== Task details ==
Repeat all of the data precisely.

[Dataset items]
[START]
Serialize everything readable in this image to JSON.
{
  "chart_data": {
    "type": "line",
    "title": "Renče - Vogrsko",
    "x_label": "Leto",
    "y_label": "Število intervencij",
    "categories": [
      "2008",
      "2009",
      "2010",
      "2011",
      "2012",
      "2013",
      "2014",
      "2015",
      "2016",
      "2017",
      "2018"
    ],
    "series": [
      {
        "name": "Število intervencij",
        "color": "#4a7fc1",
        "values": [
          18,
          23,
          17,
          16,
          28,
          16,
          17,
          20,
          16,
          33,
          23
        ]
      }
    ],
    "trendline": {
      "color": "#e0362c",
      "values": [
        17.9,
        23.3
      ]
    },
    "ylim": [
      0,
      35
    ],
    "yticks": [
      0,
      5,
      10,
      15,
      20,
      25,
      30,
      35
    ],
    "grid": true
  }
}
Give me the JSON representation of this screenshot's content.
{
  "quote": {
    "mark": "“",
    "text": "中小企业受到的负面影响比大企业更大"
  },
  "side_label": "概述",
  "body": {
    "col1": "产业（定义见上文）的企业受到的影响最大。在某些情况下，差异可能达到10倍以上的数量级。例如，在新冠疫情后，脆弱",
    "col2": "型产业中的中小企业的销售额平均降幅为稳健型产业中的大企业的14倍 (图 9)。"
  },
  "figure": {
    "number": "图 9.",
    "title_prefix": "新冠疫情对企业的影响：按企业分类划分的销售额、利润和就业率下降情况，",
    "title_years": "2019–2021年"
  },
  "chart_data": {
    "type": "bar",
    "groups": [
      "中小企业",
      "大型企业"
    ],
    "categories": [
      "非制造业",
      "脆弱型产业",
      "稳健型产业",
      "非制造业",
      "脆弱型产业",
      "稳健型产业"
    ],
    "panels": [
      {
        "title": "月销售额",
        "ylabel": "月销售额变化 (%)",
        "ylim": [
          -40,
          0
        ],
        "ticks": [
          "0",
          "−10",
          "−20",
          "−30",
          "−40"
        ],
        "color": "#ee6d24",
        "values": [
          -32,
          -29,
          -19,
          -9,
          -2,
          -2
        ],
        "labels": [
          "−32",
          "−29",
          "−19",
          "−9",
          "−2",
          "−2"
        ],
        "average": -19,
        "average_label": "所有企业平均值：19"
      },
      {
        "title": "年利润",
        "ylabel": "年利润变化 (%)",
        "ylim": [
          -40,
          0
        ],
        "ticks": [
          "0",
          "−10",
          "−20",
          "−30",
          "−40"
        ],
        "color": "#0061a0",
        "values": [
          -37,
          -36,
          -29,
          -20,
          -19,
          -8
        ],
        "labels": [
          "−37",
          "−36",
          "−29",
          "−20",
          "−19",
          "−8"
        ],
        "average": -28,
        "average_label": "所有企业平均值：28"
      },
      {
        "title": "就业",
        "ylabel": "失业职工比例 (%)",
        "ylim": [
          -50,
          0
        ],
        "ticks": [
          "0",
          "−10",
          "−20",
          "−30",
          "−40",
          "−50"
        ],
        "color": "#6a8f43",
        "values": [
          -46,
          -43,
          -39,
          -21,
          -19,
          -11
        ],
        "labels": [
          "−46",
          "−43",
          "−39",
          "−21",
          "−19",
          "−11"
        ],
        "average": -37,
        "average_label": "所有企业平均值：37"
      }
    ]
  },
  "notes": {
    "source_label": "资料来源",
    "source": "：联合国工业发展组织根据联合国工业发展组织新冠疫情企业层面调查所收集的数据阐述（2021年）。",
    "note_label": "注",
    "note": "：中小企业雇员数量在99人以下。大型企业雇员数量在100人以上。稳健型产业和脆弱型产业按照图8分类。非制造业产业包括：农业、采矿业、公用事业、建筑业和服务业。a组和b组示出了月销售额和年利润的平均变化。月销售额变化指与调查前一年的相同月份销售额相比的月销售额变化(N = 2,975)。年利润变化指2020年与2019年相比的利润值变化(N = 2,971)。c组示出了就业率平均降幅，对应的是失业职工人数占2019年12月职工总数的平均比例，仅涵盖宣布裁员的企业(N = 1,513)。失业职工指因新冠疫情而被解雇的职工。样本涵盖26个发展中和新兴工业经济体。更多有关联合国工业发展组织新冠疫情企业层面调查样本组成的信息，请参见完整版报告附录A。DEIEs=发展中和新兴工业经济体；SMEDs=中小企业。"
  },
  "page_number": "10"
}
[END]
== Result ==
Serialize everything readable in this image to JSON.
{
  "chart_data": {
    "type": "line",
    "title": "Renče - Vogrsko",
    "x_label": "Leto",
    "y_label": "Število intervencij",
    "categories": [
      "2008",
      "2009",
      "2010",
      "2011",
      "2012",
      "2013",
      "2014",
      "2015",
      "2016",
      "2017",
      "2018"
    ],
    "series": [
      {
        "name": "Število intervencij",
        "color": "#4a7fc1",
        "values": [
          18,
          23,
          17,
          16,
          28,
          16,
          17,
          20,
          16,
          33,
          23
        ]
      }
    ],
    "trendline": {
      "color": "#e0362c",
      "values": [
        17.9,
        23.3
      ]
    },
    "ylim": [
      0,
      35
    ],
    "yticks": [
      0,
      5,
      10,
      15,
      20,
      25,
      30,
      35
    ],
    "grid": true
  }
}
Give me the JSON representation of this screenshot's content.
{
  "quote": {
    "mark": "“",
    "text": "中小企业受到的负面影响比大企业更大"
  },
  "side_label": "概述",
  "body": {
    "col1": "产业（定义见上文）的企业受到的影响最大。在某些情况下，差异可能达到10倍以上的数量级。例如，在新冠疫情后，脆弱",
    "col2": "型产业中的中小企业的销售额平均降幅为稳健型产业中的大企业的14倍 (图 9)。"
  },
  "figure": {
    "number": "图 9.",
    "title_prefix": "新冠疫情对企业的影响：按企业分类划分的销售额、利润和就业率下降情况，",
    "title_years": "2019–2021年"
  },
  "chart_data": {
    "type": "bar",
    "groups": [
      "中小企业",
      "大型企业"
    ],
    "categories": [
      "非制造业",
      "脆弱型产业",
      "稳健型产业",
      "非制造业",
      "脆弱型产业",
      "稳健型产业"
    ],
    "panels": [
      {
        "title": "月销售额",
        "ylabel": "月销售额变化 (%)",
        "ylim": [
          -40,
          0
        ],
        "ticks": [
          "0",
          "−10",
          "−20",
          "−30",
          "−40"
        ],
        "color": "#ee6d24",
        "values": [
          -32,
          -29,
          -19,
          -9,
          -2,
          -2
        ],
        "labels": [
          "−32",
          "−29",
          "−19",
          "−9",
          "−2",
          "−2"
        ],
        "average": -19,
        "average_label": "所有企业平均值：19"
      },
      {
        "title": "年利润",
        "ylabel": "年利润变化 (%)",
        "ylim": [
          -40,
          0
        ],
        "ticks": [
          "0",
          "−10",
          "−20",
          "−30",
          "−40"
        ],
        "color": "#0061a0",
        "values": [
          -37,
          -36,
          -29,
          -20,
          -19,
          -8
        ],
        "labels": [
          "−37",
          "−36",
          "−29",
          "−20",
          "−19",
          "−8"
        ],
        "average": -28,
        "average_label": "所有企业平均值：28"
      },
      {
        "title": "就业",
        "ylabel": "失业职工比例 (%)",
        "ylim": [
          -50,
          0
        ],
        "ticks": [
          "0",
          "−10",
          "−20",
          "−30",
          "−40",
          "−50"
        ],
        "color": "#6a8f43",
        "values": [
          -46,
          -43,
          -39,
          -21,
          -19,
          -11
        ],
        "labels": [
          "−46",
          "−43",
          "−39",
          "−21",
          "−19",
          "−11"
        ],
        "average": -37,
        "average_label": "所有企业平均值：37"
      }
    ]
  },
  "notes": {
    "source_label": "资料来源",
    "source": "：联合国工业发展组织根据联合国工业发展组织新冠疫情企业层面调查所收集的数据阐述（2021年）。",
    "note_label": "注",
    "note": "：中小企业雇员数量在99人以下。大型企业雇员数量在100人以上。稳健型产业和脆弱型产业按照图8分类。非制造业产业包括：农业、采矿业、公用事业、建筑业和服务业。a组和b组示出了月销售额和年利润的平均变化。月销售额变化指与调查前一年的相同月份销售额相比的月销售额变化(N = 2,975)。年利润变化指2020年与2019年相比的利润值变化(N = 2,971)。c组示出了就业率平均降幅，对应的是失业职工人数占2019年12月职工总数的平均比例，仅涵盖宣布裁员的企业(N = 1,513)。失业职工指因新冠疫情而被解雇的职工。样本涵盖26个发展中和新兴工业经济体。更多有关联合国工业发展组织新冠疫情企业层面调查样本组成的信息，请参见完整版报告附录A。DEIEs=发展中和新兴工业经济体；SMEDs=中小企业。"
  },
  "page_number": "10"
}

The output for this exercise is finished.